(WHAT IS NEEDED)
Judge whether each of these statements agrees with the excerpt on library instruction that follows, giving yes or no for each along with the exact words from the excerpt that settle it. 1. The writer fully agrees with the majority report of the committee of the New England college librarians. 2. A regular college instructor deals with small sections of students. 3. According to the excerpt, butter serves its purpose better when taken by itself than when distributed through other food.
====== EXCERPT PROVIDED
Assuming therefore that we are all interested in securing for the college student fullness of knowledge at the earliest hour possible, I venture personally to differ somewhat from the report of the majority of the committee of the New England college librarians and to say that from the angle of the college instructor, it seems clear to me that the knowledge is better acquired in connection with regular college courses and that it can best be given by college instructors. It is with most of us a favorite occupation to see how many birds we can bring down with one stone, and this desire is in a sense gratified if we can incorporate knowledge of how to use a library with the subject matter included in a particular course,—it seems a saving of time for student, instructor and librarian. Everything is clear gain that can be picked up by the way.

But quite apart from this general desire to telescope several subjects, there are specific advantages gained by the student when the instruction is given by the instructor of a regular college class. The knowledge acquired falls naturally into its place in connection with definite, concrete work. Abstract theory has little place in the mental equipment of the fresh man, he seeks out relationships, adds new knowledge to what he already has, and quite reasonably is impatient, even intolerant in spirit when new ideas and facts are presented to him that he cannot immediately assimilate. To use a homely illustration, an article of food, like butter, that is essential for our physical diet serves its purpose much better when distributed through other articles of food than if taken independently and by itself. All new ideas in regard to library organization, cataloging, bibliography, searching for material, the handling of books, if gained through the usual channels of college work, are quickly and easily assimilated by the college student. If, however, these same ideas are presented to him unrelated to other work they are in danger of remaining unassimilated and of becoming a hindrance rather than a help.

On the other hand, the advantages in having the instruction given by a regular college instructor are that he deals with small sections of students, not with "numbers which are appallingly large;" that he knows the individual student; that he is able to relate the bibliographical work with the individual student on the one hand, and on the other hand with the special subject with which the student is working.

Personally, I can but feel that the assumption made by the committee of the New England college librarians, by the librarian of the Newark public library, by the dean of the collegiate department of the University of Illinois, and by others in the library field that college instructors are not interested in this matter and would oppose instruction in it is not really warranted by the condition that exists.
============
====== EXTRACTED DATA
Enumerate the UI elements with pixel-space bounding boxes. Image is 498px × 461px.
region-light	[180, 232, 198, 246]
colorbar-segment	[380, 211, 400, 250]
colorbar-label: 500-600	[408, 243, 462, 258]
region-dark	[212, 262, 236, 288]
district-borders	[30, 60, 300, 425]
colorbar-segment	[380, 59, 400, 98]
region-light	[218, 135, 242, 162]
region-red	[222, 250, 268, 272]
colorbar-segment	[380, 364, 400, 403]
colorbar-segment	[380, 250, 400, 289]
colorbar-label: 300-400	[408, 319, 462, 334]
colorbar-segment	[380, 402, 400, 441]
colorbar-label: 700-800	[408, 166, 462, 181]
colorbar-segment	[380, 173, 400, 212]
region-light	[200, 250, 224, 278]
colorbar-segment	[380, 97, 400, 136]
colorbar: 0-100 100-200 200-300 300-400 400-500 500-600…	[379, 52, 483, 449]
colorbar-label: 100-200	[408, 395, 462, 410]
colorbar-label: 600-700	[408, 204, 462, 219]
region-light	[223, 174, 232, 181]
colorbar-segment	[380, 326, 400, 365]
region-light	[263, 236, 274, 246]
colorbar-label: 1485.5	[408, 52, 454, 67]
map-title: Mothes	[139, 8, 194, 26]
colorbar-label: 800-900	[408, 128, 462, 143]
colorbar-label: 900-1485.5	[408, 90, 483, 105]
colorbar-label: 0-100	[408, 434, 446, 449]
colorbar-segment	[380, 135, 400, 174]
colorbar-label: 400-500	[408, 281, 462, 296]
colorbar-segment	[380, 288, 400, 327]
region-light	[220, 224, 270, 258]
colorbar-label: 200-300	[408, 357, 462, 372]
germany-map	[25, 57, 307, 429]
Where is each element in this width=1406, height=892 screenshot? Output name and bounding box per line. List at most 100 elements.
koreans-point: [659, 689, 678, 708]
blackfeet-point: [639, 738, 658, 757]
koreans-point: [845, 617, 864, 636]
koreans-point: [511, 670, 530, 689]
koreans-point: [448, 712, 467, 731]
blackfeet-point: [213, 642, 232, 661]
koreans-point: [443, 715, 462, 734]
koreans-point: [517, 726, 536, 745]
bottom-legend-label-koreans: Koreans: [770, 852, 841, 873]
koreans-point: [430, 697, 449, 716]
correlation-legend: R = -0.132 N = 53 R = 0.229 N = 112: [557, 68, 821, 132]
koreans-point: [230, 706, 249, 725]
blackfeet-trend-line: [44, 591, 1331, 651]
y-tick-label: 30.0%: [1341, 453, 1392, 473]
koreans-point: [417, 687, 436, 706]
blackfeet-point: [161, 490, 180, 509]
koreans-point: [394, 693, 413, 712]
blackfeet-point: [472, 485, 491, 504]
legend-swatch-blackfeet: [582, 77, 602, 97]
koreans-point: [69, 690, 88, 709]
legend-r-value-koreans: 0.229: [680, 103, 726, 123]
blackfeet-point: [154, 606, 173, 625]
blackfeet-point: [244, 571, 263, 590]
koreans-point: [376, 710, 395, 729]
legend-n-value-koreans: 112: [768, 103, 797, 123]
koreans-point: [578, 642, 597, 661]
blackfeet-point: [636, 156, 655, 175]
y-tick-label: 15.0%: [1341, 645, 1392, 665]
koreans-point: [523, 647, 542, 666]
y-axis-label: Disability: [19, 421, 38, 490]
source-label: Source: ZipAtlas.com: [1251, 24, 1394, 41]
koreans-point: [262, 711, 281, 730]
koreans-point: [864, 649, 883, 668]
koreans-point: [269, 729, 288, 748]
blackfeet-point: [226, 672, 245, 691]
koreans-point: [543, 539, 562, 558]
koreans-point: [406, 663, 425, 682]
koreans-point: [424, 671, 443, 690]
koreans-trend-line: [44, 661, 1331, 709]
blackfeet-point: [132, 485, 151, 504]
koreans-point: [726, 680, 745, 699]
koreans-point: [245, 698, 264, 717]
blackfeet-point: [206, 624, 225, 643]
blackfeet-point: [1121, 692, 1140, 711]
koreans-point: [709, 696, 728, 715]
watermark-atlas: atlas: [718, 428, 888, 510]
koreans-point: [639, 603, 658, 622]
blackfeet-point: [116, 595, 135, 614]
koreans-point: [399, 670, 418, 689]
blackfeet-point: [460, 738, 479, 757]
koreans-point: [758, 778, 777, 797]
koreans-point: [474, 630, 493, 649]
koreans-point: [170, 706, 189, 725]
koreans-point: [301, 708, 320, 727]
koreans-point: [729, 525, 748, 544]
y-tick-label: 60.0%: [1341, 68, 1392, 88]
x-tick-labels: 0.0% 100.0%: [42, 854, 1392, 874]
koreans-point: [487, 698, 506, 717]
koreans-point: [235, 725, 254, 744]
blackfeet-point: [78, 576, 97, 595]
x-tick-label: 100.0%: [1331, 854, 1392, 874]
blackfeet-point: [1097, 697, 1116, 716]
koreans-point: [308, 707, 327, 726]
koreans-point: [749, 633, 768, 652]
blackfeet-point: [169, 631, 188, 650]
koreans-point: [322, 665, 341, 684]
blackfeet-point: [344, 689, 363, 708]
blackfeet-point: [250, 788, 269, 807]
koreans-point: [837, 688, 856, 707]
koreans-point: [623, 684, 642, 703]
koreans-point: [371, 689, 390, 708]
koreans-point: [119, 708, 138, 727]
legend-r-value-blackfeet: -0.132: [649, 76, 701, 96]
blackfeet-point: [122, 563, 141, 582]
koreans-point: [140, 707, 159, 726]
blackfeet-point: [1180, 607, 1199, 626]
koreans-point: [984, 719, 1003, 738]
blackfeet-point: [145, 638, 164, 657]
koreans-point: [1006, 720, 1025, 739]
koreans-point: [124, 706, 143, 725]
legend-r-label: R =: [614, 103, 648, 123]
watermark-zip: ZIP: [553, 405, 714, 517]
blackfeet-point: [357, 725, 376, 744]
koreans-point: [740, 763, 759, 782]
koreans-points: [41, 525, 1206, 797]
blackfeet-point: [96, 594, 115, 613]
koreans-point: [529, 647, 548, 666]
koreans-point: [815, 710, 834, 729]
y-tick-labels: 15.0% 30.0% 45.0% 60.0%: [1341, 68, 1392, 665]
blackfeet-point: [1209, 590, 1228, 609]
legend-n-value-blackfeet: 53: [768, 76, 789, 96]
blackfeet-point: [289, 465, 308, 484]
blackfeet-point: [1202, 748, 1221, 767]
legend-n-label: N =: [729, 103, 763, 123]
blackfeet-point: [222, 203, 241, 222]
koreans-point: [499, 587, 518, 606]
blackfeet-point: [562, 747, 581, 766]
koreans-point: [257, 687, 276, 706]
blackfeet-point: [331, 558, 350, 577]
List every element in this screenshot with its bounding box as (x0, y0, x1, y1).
============
====== EXTRACTED DATA
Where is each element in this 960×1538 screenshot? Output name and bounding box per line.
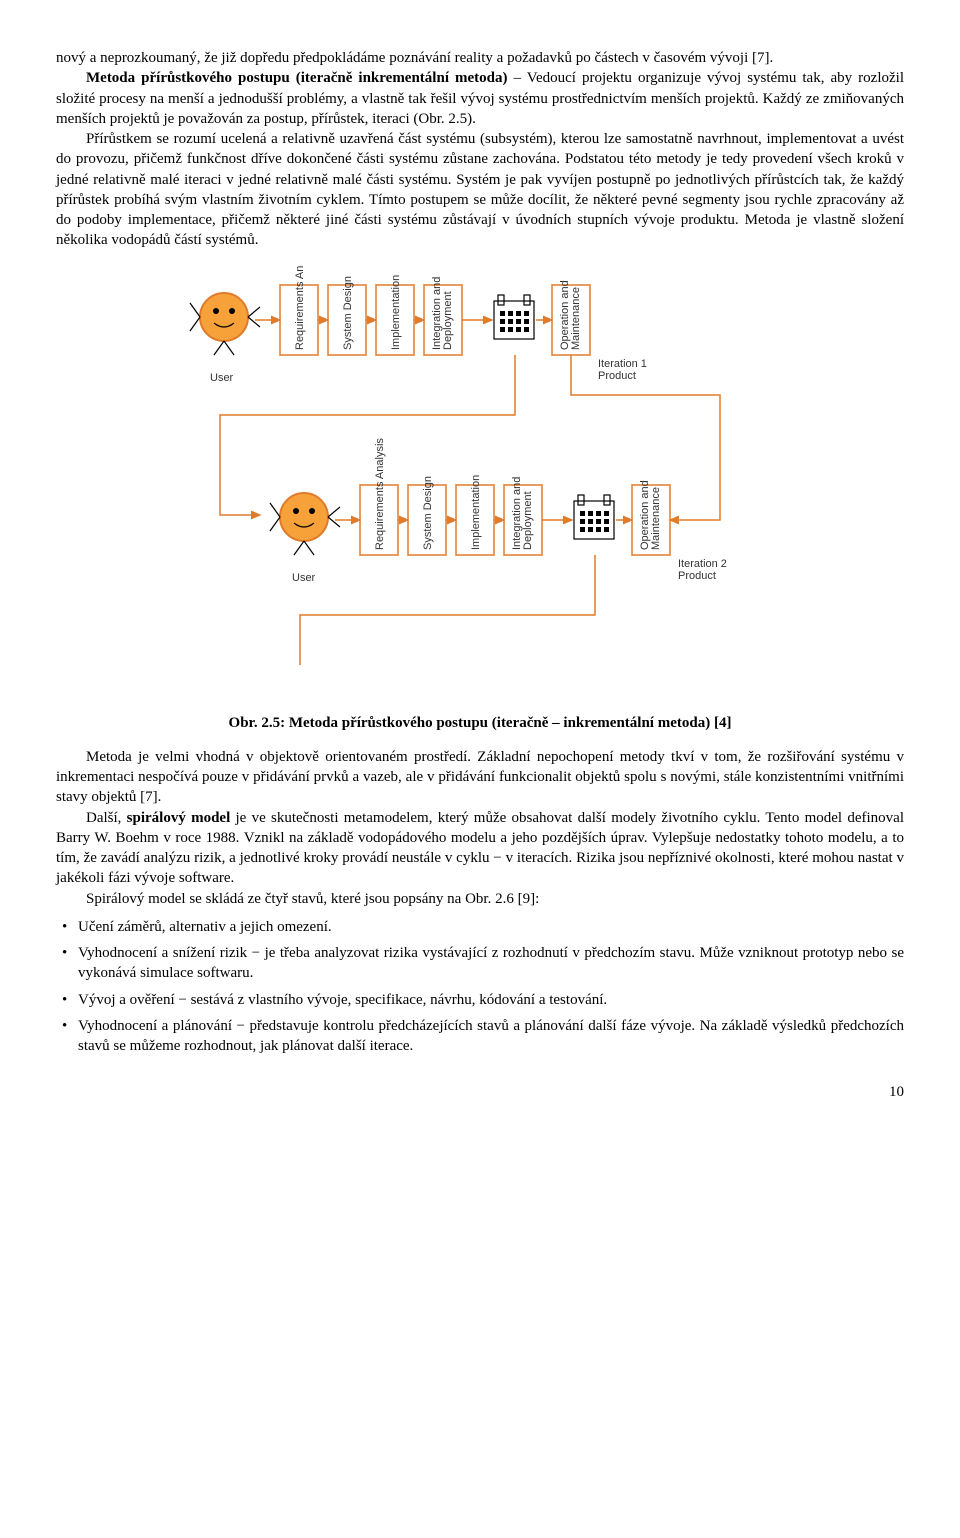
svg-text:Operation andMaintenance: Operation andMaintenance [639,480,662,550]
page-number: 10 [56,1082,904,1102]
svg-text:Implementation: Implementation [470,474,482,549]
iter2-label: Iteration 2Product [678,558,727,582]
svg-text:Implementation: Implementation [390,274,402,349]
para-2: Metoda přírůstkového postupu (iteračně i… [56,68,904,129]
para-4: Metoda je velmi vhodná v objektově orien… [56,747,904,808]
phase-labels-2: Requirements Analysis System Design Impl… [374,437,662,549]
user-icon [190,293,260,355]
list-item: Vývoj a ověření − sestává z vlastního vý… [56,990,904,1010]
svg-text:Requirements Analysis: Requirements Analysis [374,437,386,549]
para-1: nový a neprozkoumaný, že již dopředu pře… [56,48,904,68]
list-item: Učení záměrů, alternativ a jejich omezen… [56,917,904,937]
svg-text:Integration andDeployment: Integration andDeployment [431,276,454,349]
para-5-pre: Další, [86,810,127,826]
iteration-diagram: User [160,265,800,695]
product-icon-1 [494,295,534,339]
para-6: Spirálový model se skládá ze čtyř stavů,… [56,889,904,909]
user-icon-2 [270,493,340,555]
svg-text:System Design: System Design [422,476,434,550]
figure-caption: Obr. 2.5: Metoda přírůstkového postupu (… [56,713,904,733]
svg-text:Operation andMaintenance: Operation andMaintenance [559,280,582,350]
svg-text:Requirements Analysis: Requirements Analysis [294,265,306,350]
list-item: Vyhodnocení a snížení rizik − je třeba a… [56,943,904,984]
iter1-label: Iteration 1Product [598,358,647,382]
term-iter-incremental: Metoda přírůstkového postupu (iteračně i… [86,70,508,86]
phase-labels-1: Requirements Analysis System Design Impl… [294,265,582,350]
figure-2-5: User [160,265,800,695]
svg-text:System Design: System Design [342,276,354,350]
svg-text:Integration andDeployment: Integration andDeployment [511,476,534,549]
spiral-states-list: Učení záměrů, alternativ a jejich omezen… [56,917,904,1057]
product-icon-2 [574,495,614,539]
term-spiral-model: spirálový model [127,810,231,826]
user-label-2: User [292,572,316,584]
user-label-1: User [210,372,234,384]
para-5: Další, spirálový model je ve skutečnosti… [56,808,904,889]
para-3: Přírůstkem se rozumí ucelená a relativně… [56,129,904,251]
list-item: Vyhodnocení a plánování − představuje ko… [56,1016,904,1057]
============
(EXERCISE RESPONSE)
1. No: "I venture personally to differ somewhat from the report of the majority of the committee of the New England college librarians"
2. Yes: "he deals with small sections of students"
3. No: "serves its purpose much better when distributed through other articles of food than if taken independently and by itself"